>>>>
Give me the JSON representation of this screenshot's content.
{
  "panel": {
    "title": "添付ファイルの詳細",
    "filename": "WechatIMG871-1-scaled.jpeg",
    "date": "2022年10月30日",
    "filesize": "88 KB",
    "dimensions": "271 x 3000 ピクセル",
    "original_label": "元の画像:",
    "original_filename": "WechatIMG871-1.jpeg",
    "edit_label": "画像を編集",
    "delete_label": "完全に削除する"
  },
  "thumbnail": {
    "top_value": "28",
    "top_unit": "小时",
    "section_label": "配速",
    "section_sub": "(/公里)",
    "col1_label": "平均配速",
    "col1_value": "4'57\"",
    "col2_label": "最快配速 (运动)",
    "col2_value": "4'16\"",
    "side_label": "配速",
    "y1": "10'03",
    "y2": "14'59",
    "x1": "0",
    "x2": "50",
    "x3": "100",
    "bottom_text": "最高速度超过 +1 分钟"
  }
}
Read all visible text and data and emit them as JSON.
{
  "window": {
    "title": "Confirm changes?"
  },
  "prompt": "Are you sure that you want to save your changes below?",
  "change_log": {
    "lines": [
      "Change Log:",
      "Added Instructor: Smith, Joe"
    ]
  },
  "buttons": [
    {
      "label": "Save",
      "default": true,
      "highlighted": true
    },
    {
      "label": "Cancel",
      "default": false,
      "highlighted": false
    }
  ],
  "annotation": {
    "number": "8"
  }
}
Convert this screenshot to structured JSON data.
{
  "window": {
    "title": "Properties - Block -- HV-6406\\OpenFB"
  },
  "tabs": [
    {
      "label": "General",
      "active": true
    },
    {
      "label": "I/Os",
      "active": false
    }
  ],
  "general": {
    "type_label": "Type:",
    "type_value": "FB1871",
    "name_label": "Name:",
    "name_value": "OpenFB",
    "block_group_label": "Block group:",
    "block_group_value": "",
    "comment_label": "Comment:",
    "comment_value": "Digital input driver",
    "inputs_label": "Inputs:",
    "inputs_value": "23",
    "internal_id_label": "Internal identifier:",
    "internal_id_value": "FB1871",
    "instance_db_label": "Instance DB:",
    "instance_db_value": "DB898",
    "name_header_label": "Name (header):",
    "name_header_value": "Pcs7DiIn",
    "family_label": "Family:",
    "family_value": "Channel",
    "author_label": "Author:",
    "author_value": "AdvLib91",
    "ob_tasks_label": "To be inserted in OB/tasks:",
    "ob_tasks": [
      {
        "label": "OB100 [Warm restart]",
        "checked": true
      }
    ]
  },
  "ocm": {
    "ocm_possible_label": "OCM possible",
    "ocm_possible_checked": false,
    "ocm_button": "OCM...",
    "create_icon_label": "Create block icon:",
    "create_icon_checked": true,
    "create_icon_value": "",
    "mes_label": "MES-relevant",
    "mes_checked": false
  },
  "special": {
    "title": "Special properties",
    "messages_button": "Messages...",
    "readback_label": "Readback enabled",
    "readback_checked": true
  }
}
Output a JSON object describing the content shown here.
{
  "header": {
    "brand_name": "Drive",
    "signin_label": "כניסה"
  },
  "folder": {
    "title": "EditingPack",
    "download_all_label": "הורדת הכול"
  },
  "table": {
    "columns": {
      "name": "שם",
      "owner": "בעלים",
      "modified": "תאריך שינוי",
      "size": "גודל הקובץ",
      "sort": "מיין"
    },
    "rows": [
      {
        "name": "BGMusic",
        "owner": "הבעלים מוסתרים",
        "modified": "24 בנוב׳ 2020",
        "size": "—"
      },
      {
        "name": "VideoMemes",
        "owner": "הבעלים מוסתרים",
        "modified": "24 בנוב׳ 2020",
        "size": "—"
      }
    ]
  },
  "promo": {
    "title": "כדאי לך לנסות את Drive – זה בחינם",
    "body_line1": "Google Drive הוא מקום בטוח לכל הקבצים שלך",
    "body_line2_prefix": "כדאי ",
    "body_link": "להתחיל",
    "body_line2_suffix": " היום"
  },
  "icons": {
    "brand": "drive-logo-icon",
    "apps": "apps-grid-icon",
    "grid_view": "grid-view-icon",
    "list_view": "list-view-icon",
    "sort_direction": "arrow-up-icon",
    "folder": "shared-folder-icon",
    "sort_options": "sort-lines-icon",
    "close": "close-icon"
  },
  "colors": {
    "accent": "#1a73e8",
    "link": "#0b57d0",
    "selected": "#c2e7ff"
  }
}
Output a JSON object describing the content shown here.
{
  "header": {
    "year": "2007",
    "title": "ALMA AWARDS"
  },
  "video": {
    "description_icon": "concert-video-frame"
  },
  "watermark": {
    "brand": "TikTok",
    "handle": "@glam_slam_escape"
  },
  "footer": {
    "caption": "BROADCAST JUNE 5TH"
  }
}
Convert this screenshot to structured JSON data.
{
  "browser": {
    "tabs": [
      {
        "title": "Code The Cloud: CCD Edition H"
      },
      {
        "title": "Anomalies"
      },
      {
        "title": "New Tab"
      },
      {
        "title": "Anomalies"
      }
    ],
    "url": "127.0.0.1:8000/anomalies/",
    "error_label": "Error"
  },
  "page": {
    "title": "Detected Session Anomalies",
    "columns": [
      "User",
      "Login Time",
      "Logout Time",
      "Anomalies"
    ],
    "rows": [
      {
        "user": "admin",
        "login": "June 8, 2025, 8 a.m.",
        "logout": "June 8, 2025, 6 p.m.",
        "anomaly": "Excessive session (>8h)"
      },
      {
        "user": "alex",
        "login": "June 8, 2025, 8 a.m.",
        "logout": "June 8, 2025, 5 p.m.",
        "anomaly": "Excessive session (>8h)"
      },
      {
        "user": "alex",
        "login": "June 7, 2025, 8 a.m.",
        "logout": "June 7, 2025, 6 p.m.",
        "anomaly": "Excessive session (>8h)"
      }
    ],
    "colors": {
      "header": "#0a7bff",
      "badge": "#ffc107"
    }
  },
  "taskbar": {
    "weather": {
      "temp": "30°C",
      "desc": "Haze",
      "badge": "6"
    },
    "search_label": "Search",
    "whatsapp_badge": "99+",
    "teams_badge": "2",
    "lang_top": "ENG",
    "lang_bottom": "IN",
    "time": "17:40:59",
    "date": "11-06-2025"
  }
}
<<<<
Stated exercise: Repeat the material from above exactly, word for word.

Expected answer:
Give me the JSON representation of this screenshot's content.
{
  "panel": {
    "title": "添付ファイルの詳細",
    "filename": "WechatIMG871-1-scaled.jpeg",
    "date": "2022年10月30日",
    "filesize": "88 KB",
    "dimensions": "271 x 3000 ピクセル",
    "original_label": "元の画像:",
    "original_filename": "WechatIMG871-1.jpeg",
    "edit_label": "画像を編集",
    "delete_label": "完全に削除する"
  },
  "thumbnail": {
    "top_value": "28",
    "top_unit": "小时",
    "section_label": "配速",
    "section_sub": "(/公里)",
    "col1_label": "平均配速",
    "col1_value": "4'57\"",
    "col2_label": "最快配速 (运动)",
    "col2_value": "4'16\"",
    "side_label": "配速",
    "y1": "10'03",
    "y2": "14'59",
    "x1": "0",
    "x2": "50",
    "x3": "100",
    "bottom_text": "最高速度超过 +1 分钟"
  }
}
Read all visible text and data and emit them as JSON.
{
  "window": {
    "title": "Confirm changes?"
  },
  "prompt": "Are you sure that you want to save your changes below?",
  "change_log": {
    "lines": [
      "Change Log:",
      "Added Instructor: Smith, Joe"
    ]
  },
  "buttons": [
    {
      "label": "Save",
      "default": true,
      "highlighted": true
    },
    {
      "label": "Cancel",
      "default": false,
      "highlighted": false
    }
  ],
  "annotation": {
    "number": "8"
  }
}
Convert this screenshot to structured JSON data.
{
  "window": {
    "title": "Properties - Block -- HV-6406\\OpenFB"
  },
  "tabs": [
    {
      "label": "General",
      "active": true
    },
    {
      "label": "I/Os",
      "active": false
    }
  ],
  "general": {
    "type_label": "Type:",
    "type_value": "FB1871",
    "name_label": "Name:",
    "name_value": "OpenFB",
    "block_group_label": "Block group:",
    "block_group_value": "",
    "comment_label": "Comment:",
    "comment_value": "Digital input driver",
    "inputs_label": "Inputs:",
    "inputs_value": "23",
    "internal_id_label": "Internal identifier:",
    "internal_id_value": "FB1871",
    "instance_db_label": "Instance DB:",
    "instance_db_value": "DB898",
    "name_header_label": "Name (header):",
    "name_header_value": "Pcs7DiIn",
    "family_label": "Family:",
    "family_value": "Channel",
    "author_label": "Author:",
    "author_value": "AdvLib91",
    "ob_tasks_label": "To be inserted in OB/tasks:",
    "ob_tasks": [
      {
        "label": "OB100 [Warm restart]",
        "checked": true
      }
    ]
  },
  "ocm": {
    "ocm_possible_label": "OCM possible",
    "ocm_possible_checked": false,
    "ocm_button": "OCM...",
    "create_icon_label": "Create block icon:",
    "create_icon_checked": true,
    "create_icon_value": "",
    "mes_label": "MES-relevant",
    "mes_checked": false
  },
  "special": {
    "title": "Special properties",
    "messages_button": "Messages...",
    "readback_label": "Readback enabled",
    "readback_checked": true
  }
}
Output a JSON object describing the content shown here.
{
  "header": {
    "brand_name": "Drive",
    "signin_label": "כניסה"
  },
  "folder": {
    "title": "EditingPack",
    "download_all_label": "הורדת הכול"
  },
  "table": {
    "columns": {
      "name": "שם",
      "owner": "בעלים",
      "modified": "תאריך שינוי",
      "size": "גודל הקובץ",
      "sort": "מיין"
    },
    "rows": [
      {
        "name": "BGMusic",
        "owner": "הבעלים מוסתרים",
        "modified": "24 בנוב׳ 2020",
        "size": "—"
      },
      {
        "name": "VideoMemes",
        "owner": "הבעלים מוסתרים",
        "modified": "24 בנוב׳ 2020",
        "size": "—"
      }
    ]
  },
  "promo": {
    "title": "כדאי לך לנסות את Drive – זה בחינם",
    "body_line1": "Google Drive הוא מקום בטוח לכל הקבצים שלך",
    "body_line2_prefix": "כדאי ",
    "body_link": "להתחיל",
    "body_line2_suffix": " היום"
  },
  "icons": {
    "brand": "drive-logo-icon",
    "apps": "apps-grid-icon",
    "grid_view": "grid-view-icon",
    "list_view": "list-view-icon",
    "sort_direction": "arrow-up-icon",
    "folder": "shared-folder-icon",
    "sort_options": "sort-lines-icon",
    "close": "close-icon"
  },
  "colors": {
    "accent": "#1a73e8",
    "link": "#0b57d0",
    "selected": "#c2e7ff"
  }
}
Output a JSON object describing the content shown here.
{
  "header": {
    "year": "2007",
    "title": "ALMA AWARDS"
  },
  "video": {
    "description_icon": "concert-video-frame"
  },
  "watermark": {
    "brand": "TikTok",
    "handle": "@glam_slam_escape"
  },
  "footer": {
    "caption": "BROADCAST JUNE 5TH"
  }
}
Convert this screenshot to structured JSON data.
{
  "browser": {
    "tabs": [
      {
        "title": "Code The Cloud: CCD Edition H"
      },
      {
        "title": "Anomalies"
      },
      {
        "title": "New Tab"
      },
      {
        "title": "Anomalies"
      }
    ],
    "url": "127.0.0.1:8000/anomalies/",
    "error_label": "Error"
  },
  "page": {
    "title": "Detected Session Anomalies",
    "columns": [
      "User",
      "Login Time",
      "Logout Time",
      "Anomalies"
    ],
    "rows": [
      {
        "user": "admin",
        "login": "June 8, 2025, 8 a.m.",
        "logout": "June 8, 2025, 6 p.m.",
        "anomaly": "Excessive session (>8h)"
      },
      {
        "user": "alex",
        "login": "June 8, 2025, 8 a.m.",
        "logout": "June 8, 2025, 5 p.m.",
        "anomaly": "Excessive session (>8h)"
      },
      {
        "user": "alex",
        "login": "June 7, 2025, 8 a.m.",
        "logout": "June 7, 2025, 6 p.m.",
        "anomaly": "Excessive session (>8h)"
      }
    ],
    "colors": {
      "header": "#0a7bff",
      "badge": "#ffc107"
    }
  },
  "taskbar": {
    "weather": {
      "temp": "30°C",
      "desc": "Haze",
      "badge": "6"
    },
    "search_label": "Search",
    "whatsapp_badge": "99+",
    "teams_badge": "2",
    "lang_top": "ENG",
    "lang_bottom": "IN",
    "time": "17:40:59",
    "date": "11-06-2025"
  }
}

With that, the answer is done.